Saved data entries
########################################
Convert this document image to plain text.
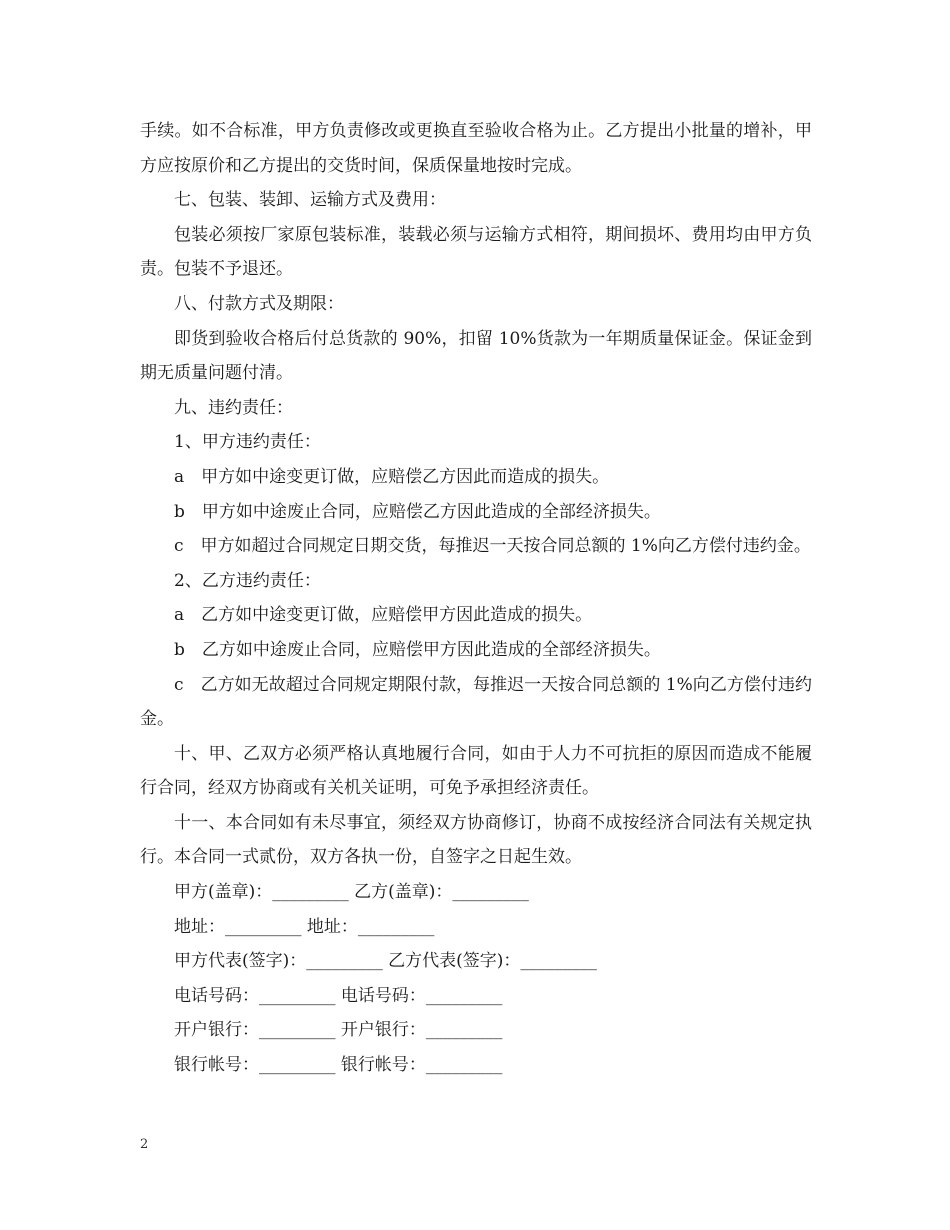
手续。如不合标准，甲方负责修改或更换直至验收合格为止。乙方提出小批量的增补，甲方应按原价和乙方提出的交货时间，保质保量地按时完成。

七、包装、装卸、运输方式及费用：

包装必须按厂家原包装标准，装载必须与运输方式相符，期间损坏、费用均由甲方负责。包装不予退还。

八、付款方式及期限：

即货到验收合格后付总货款的 90%，扣留 10%货款为一年期质量保证金。保证金到期无质量问题付清。

九、违约责任：

1、甲方违约责任：

a　甲方如中途变更订做，应赔偿乙方因此而造成的损失。

b　甲方如中途废止合同，应赔偿乙方因此造成的全部经济损失。

c　甲方如超过合同规定日期交货，每推迟一天按合同总额的 1%向乙方偿付违约金。

2、乙方违约责任：

a　乙方如中途变更订做，应赔偿甲方因此造成的损失。

b　乙方如中途废止合同，应赔偿甲方因此造成的全部经济损失。

c　乙方如无故超过合同规定期限付款，每推迟一天按合同总额的 1%向乙方偿付违约金。

十、甲、乙双方必须严格认真地履行合同，如由于人力不可抗拒的原因而造成不能履行合同，经双方协商或有关机关证明，可免予承担经济责任。

十一、本合同如有未尽事宜，须经双方协商修订，协商不成按经济合同法有关规定执行。本合同一式贰份，双方各执一份，自签字之日起生效。

甲方(盖章)：_________ 乙方(盖章)：_________

地址：_________ 地址：_________

甲方代表(签字)：_________ 乙方代表(签字)：_________

电话号码：_________ 电话号码：_________

开户银行：_________ 开户银行：_________

银行帐号：_________ 银行帐号：_________

2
########################################
> _TASK DETAILS_: Copy down every line of the entries containing the word "向乙方偿付违约金".

> _PROBLEM SOLUTION_:
c　甲方如超过合同规定日期交货，每推迟一天按合同总额的 1%向乙方偿付违约金。
c　乙方如无故超过合同规定期限付款，每推迟一天按合同总额的 1%向乙方偿付违约金。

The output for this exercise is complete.